SET TASK: Exactly reproduce each line of the listing that follows.

[A run of records]
════════════════
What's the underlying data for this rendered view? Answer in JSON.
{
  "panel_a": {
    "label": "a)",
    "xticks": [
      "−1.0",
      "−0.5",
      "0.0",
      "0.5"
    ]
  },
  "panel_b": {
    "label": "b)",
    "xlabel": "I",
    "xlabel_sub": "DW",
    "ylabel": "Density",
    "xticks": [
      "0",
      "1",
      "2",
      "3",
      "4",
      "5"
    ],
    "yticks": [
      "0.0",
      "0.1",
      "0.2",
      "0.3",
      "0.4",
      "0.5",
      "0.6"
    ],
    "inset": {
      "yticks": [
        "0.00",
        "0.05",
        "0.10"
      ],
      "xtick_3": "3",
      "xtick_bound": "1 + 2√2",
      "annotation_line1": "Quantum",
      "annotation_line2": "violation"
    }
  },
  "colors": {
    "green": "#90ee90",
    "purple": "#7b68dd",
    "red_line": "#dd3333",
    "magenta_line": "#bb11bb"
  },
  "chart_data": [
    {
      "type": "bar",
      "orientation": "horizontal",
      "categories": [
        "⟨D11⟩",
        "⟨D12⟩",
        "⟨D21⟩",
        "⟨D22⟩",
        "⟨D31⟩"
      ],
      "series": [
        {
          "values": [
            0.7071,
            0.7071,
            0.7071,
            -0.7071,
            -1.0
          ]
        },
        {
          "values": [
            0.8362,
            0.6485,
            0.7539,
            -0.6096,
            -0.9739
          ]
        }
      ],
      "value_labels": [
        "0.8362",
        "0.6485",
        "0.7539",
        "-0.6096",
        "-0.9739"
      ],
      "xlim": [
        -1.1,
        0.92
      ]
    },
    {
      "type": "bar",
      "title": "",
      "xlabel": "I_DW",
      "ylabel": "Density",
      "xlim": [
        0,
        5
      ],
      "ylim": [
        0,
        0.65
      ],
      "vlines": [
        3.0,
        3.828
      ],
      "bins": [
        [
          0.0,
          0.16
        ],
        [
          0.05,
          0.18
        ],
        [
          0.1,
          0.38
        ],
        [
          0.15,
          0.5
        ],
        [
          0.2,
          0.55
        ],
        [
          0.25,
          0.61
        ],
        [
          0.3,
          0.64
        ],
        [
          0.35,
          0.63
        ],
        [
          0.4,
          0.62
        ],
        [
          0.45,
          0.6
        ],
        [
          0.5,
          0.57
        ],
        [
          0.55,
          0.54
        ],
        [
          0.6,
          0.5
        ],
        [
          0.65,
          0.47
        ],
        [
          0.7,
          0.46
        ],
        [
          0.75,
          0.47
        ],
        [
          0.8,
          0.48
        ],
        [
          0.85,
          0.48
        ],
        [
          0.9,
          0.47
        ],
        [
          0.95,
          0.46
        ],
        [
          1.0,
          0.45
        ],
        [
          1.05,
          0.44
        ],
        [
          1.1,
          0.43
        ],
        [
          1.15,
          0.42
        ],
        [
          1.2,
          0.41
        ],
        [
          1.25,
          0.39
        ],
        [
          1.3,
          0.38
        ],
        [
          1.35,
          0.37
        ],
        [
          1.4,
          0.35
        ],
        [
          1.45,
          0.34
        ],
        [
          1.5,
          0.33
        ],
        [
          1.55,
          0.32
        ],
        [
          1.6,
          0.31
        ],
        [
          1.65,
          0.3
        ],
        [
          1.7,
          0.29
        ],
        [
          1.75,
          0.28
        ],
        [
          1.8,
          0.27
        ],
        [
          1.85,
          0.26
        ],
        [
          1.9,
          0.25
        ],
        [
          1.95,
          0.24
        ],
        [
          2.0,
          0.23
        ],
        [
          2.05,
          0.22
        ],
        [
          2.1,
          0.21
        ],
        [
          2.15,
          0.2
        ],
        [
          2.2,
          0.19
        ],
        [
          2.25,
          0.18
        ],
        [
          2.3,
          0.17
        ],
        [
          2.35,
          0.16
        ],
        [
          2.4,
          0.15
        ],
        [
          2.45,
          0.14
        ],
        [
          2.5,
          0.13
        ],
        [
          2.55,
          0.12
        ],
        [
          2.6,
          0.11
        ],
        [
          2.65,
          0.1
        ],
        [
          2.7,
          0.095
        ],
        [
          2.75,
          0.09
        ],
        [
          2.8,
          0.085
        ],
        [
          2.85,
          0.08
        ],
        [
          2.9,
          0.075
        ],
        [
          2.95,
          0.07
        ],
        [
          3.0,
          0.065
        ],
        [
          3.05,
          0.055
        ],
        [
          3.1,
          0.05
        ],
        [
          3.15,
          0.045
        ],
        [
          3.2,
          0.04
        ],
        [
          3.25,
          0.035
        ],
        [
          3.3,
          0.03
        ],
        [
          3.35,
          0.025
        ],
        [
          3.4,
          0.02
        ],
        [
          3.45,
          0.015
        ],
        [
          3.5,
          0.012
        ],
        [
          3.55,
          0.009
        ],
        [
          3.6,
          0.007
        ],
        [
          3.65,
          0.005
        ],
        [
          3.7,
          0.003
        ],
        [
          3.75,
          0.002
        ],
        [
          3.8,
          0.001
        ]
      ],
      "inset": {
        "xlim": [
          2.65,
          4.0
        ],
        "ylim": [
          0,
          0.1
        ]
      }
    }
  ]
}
════════════════
COMPLETE OUTPUT:
What's the underlying data for this rendered view? Answer in JSON.
{
  "panel_a": {
    "label": "a)",
    "xticks": [
      "−1.0",
      "−0.5",
      "0.0",
      "0.5"
    ]
  },
  "panel_b": {
    "label": "b)",
    "xlabel": "I",
    "xlabel_sub": "DW",
    "ylabel": "Density",
    "xticks": [
      "0",
      "1",
      "2",
      "3",
      "4",
      "5"
    ],
    "yticks": [
      "0.0",
      "0.1",
      "0.2",
      "0.3",
      "0.4",
      "0.5",
      "0.6"
    ],
    "inset": {
      "yticks": [
        "0.00",
        "0.05",
        "0.10"
      ],
      "xtick_3": "3",
      "xtick_bound": "1 + 2√2",
      "annotation_line1": "Quantum",
      "annotation_line2": "violation"
    }
  },
  "colors": {
    "green": "#90ee90",
    "purple": "#7b68dd",
    "red_line": "#dd3333",
    "magenta_line": "#bb11bb"
  },
  "chart_data": [
    {
      "type": "bar",
      "orientation": "horizontal",
      "categories": [
        "⟨D11⟩",
        "⟨D12⟩",
        "⟨D21⟩",
        "⟨D22⟩",
        "⟨D31⟩"
      ],
      "series": [
        {
          "values": [
            0.7071,
            0.7071,
            0.7071,
            -0.7071,
            -1.0
          ]
        },
        {
          "values": [
            0.8362,
            0.6485,
            0.7539,
            -0.6096,
            -0.9739
          ]
        }
      ],
      "value_labels": [
        "0.8362",
        "0.6485",
        "0.7539",
        "-0.6096",
        "-0.9739"
      ],
      "xlim": [
        -1.1,
        0.92
      ]
    },
    {
      "type": "bar",
      "title": "",
      "xlabel": "I_DW",
      "ylabel": "Density",
      "xlim": [
        0,
        5
      ],
      "ylim": [
        0,
        0.65
      ],
      "vlines": [
        3.0,
        3.828
      ],
      "bins": [
        [
          0.0,
          0.16
        ],
        [
          0.05,
          0.18
        ],
        [
          0.1,
          0.38
        ],
        [
          0.15,
          0.5
        ],
        [
          0.2,
          0.55
        ],
        [
          0.25,
          0.61
        ],
        [
          0.3,
          0.64
        ],
        [
          0.35,
          0.63
        ],
        [
          0.4,
          0.62
        ],
        [
          0.45,
          0.6
        ],
        [
          0.5,
          0.57
        ],
        [
          0.55,
          0.54
        ],
        [
          0.6,
          0.5
        ],
        [
          0.65,
          0.47
        ],
        [
          0.7,
          0.46
        ],
        [
          0.75,
          0.47
        ],
        [
          0.8,
          0.48
        ],
        [
          0.85,
          0.48
        ],
        [
          0.9,
          0.47
        ],
        [
          0.95,
          0.46
        ],
        [
          1.0,
          0.45
        ],
        [
          1.05,
          0.44
        ],
        [
          1.1,
          0.43
        ],
        [
          1.15,
          0.42
        ],
        [
          1.2,
          0.41
        ],
        [
          1.25,
          0.39
        ],
        [
          1.3,
          0.38
        ],
        [
          1.35,
          0.37
        ],
        [
          1.4,
          0.35
        ],
        [
          1.45,
          0.34
        ],
        [
          1.5,
          0.33
        ],
        [
          1.55,
          0.32
        ],
        [
          1.6,
          0.31
        ],
        [
          1.65,
          0.3
        ],
        [
          1.7,
          0.29
        ],
        [
          1.75,
          0.28
        ],
        [
          1.8,
          0.27
        ],
        [
          1.85,
          0.26
        ],
        [
          1.9,
          0.25
        ],
        [
          1.95,
          0.24
        ],
        [
          2.0,
          0.23
        ],
        [
          2.05,
          0.22
        ],
        [
          2.1,
          0.21
        ],
        [
          2.15,
          0.2
        ],
        [
          2.2,
          0.19
        ],
        [
          2.25,
          0.18
        ],
        [
          2.3,
          0.17
        ],
        [
          2.35,
          0.16
        ],
        [
          2.4,
          0.15
        ],
        [
          2.45,
          0.14
        ],
        [
          2.5,
          0.13
        ],
        [
          2.55,
          0.12
        ],
        [
          2.6,
          0.11
        ],
        [
          2.65,
          0.1
        ],
        [
          2.7,
          0.095
        ],
        [
          2.75,
          0.09
        ],
        [
          2.8,
          0.085
        ],
        [
          2.85,
          0.08
        ],
        [
          2.9,
          0.075
        ],
        [
          2.95,
          0.07
        ],
        [
          3.0,
          0.065
        ],
        [
          3.05,
          0.055
        ],
        [
          3.1,
          0.05
        ],
        [
          3.15,
          0.045
        ],
        [
          3.2,
          0.04
        ],
        [
          3.25,
          0.035
        ],
        [
          3.3,
          0.03
        ],
        [
          3.35,
          0.025
        ],
        [
          3.4,
          0.02
        ],
        [
          3.45,
          0.015
        ],
        [
          3.5,
          0.012
        ],
        [
          3.55,
          0.009
        ],
        [
          3.6,
          0.007
        ],
        [
          3.65,
          0.005
        ],
        [
          3.7,
          0.003
        ],
        [
          3.75,
          0.002
        ],
        [
          3.8,
          0.001
        ]
      ],
      "inset": {
        "xlim": [
          2.65,
          4.0
        ],
        "ylim": [
          0,
          0.1
        ]
      }
    }
  ]
}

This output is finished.